==== Input data ====

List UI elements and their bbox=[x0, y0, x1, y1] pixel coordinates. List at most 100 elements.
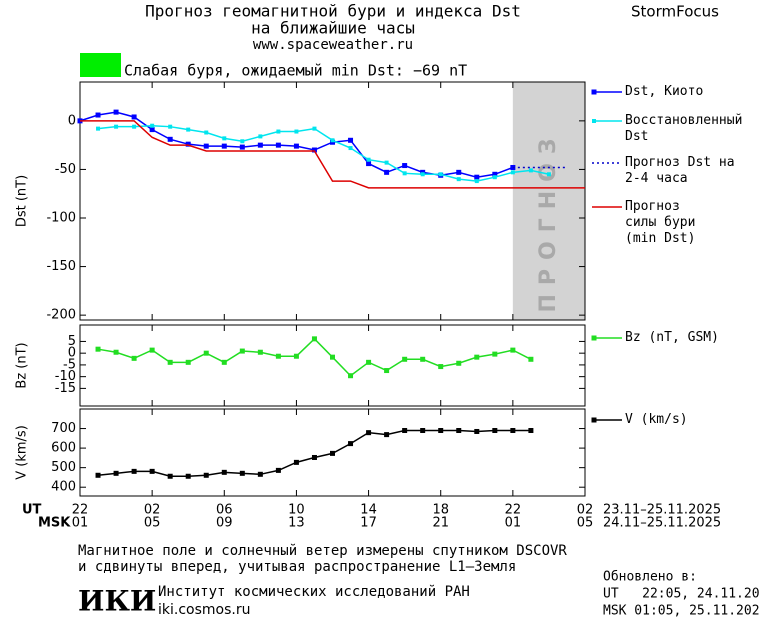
data-point bbox=[311, 147, 317, 153]
data-point bbox=[276, 129, 281, 134]
data-point bbox=[239, 348, 245, 354]
y-tick-label: 0 bbox=[68, 346, 76, 361]
data-point bbox=[95, 112, 101, 118]
data-point bbox=[167, 359, 173, 365]
data-point bbox=[257, 349, 263, 355]
y-tick-label: -5 bbox=[63, 357, 76, 372]
x-tick-label: 05 bbox=[144, 516, 161, 531]
data-point bbox=[438, 172, 443, 177]
data-point bbox=[221, 469, 227, 475]
data-point bbox=[528, 356, 534, 362]
forecast-region bbox=[512, 82, 585, 320]
plot-frame bbox=[79, 324, 586, 407]
url: www.spaceweather.ru bbox=[253, 37, 413, 53]
data-point bbox=[474, 428, 480, 434]
legend-label: V (km/s) bbox=[625, 412, 688, 427]
plot-frame bbox=[79, 408, 586, 497]
data-point bbox=[257, 471, 263, 477]
y-tick-label: 500 bbox=[51, 460, 76, 475]
data-point bbox=[203, 143, 209, 149]
data-point bbox=[203, 472, 209, 478]
y-axis-label: V (km/s) bbox=[15, 425, 30, 480]
x-tick-label: 09 bbox=[216, 516, 233, 531]
data-point bbox=[420, 356, 426, 362]
data-point bbox=[132, 124, 137, 129]
data-point bbox=[114, 124, 119, 129]
data-point bbox=[131, 468, 137, 474]
legend-label: Прогноз силы бури (min Dst) bbox=[625, 199, 696, 246]
data-point bbox=[293, 353, 299, 359]
data-point bbox=[384, 160, 389, 165]
data-point bbox=[366, 161, 372, 167]
data-point bbox=[186, 127, 191, 132]
data-point bbox=[384, 432, 390, 438]
data-point bbox=[275, 467, 281, 473]
x-tick-label: 18 bbox=[432, 503, 449, 518]
footer-note: Магнитное поле и солнечный ветер измерен… bbox=[78, 543, 567, 559]
data-point bbox=[168, 124, 173, 129]
y-axis-label: Dst (nT) bbox=[15, 175, 30, 227]
x-tick-label: 01 bbox=[505, 516, 522, 531]
data-point bbox=[95, 346, 101, 352]
data-point bbox=[293, 459, 299, 465]
data-point bbox=[492, 175, 497, 180]
y-tick-label: 600 bbox=[51, 441, 76, 456]
y-tick-label: 5 bbox=[68, 334, 76, 349]
date-range: 23.11–25.11.2025 bbox=[603, 503, 721, 518]
updated: UT 22:05, 24.11.2025 bbox=[603, 587, 760, 602]
data-point bbox=[492, 351, 498, 357]
data-point bbox=[402, 171, 407, 176]
data-point bbox=[402, 356, 408, 362]
data-point bbox=[438, 364, 444, 370]
data-point bbox=[311, 454, 317, 460]
data-point bbox=[167, 136, 173, 142]
data-point bbox=[149, 347, 155, 353]
data-point bbox=[348, 146, 353, 151]
y-tick-label: 400 bbox=[51, 480, 76, 495]
data-point bbox=[456, 360, 462, 366]
data-point bbox=[257, 142, 263, 148]
series-line bbox=[80, 120, 585, 189]
data-point bbox=[222, 136, 227, 141]
status-text: Слабая буря, ожидаемый min Dst: −69 nT bbox=[124, 62, 467, 80]
data-point bbox=[239, 144, 245, 150]
data-point bbox=[456, 428, 462, 434]
legend-label: Bz (nT, GSM) bbox=[625, 330, 719, 345]
data-point bbox=[510, 428, 516, 434]
data-point bbox=[113, 470, 119, 476]
x-row-label: UT bbox=[22, 503, 42, 518]
y-tick-label: -15 bbox=[55, 381, 76, 396]
subtitle: на ближайшие часы bbox=[251, 19, 415, 38]
footer-note: и сдвинуты вперед, учитывая распростране… bbox=[78, 559, 516, 575]
forecast-label: ПРОГНОЗ bbox=[536, 129, 561, 312]
data-point bbox=[185, 141, 191, 147]
plot-frame bbox=[79, 81, 586, 321]
x-row-label: MSK bbox=[38, 516, 71, 531]
date-range: 24.11–25.11.2025 bbox=[603, 516, 721, 531]
legend-label: Восстановленный Dst bbox=[625, 113, 743, 144]
data-point bbox=[348, 373, 354, 379]
data-point bbox=[221, 359, 227, 365]
series-line bbox=[97, 124, 550, 182]
x-tick-label: 10 bbox=[288, 503, 305, 518]
data-point bbox=[95, 472, 101, 478]
x-tick-label: 05 bbox=[577, 516, 594, 531]
x-tick-label: 01 bbox=[72, 516, 89, 531]
data-point bbox=[528, 168, 533, 173]
data-point bbox=[131, 355, 137, 361]
x-tick-label: 06 bbox=[216, 503, 233, 518]
y-tick-label: 700 bbox=[51, 421, 76, 436]
legend-marker bbox=[591, 335, 597, 341]
data-point bbox=[438, 428, 444, 434]
data-point bbox=[474, 354, 480, 360]
data-point bbox=[258, 134, 263, 139]
x-tick-label: 02 bbox=[144, 503, 161, 518]
data-point bbox=[366, 430, 372, 436]
data-point bbox=[204, 130, 209, 135]
data-point bbox=[275, 142, 281, 148]
data-point bbox=[330, 354, 335, 360]
data-point bbox=[402, 163, 408, 169]
data-point bbox=[113, 109, 119, 115]
data-point bbox=[240, 139, 245, 144]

====

» What is required
Collect every line from the records above that contains the string "frame". Count a line only if its letters match the string's uppercase and lowercase exactly.

» Response to the exercise
plot-frame bbox=[79, 324, 586, 407]
plot-frame bbox=[79, 408, 586, 497]
plot-frame bbox=[79, 81, 586, 321]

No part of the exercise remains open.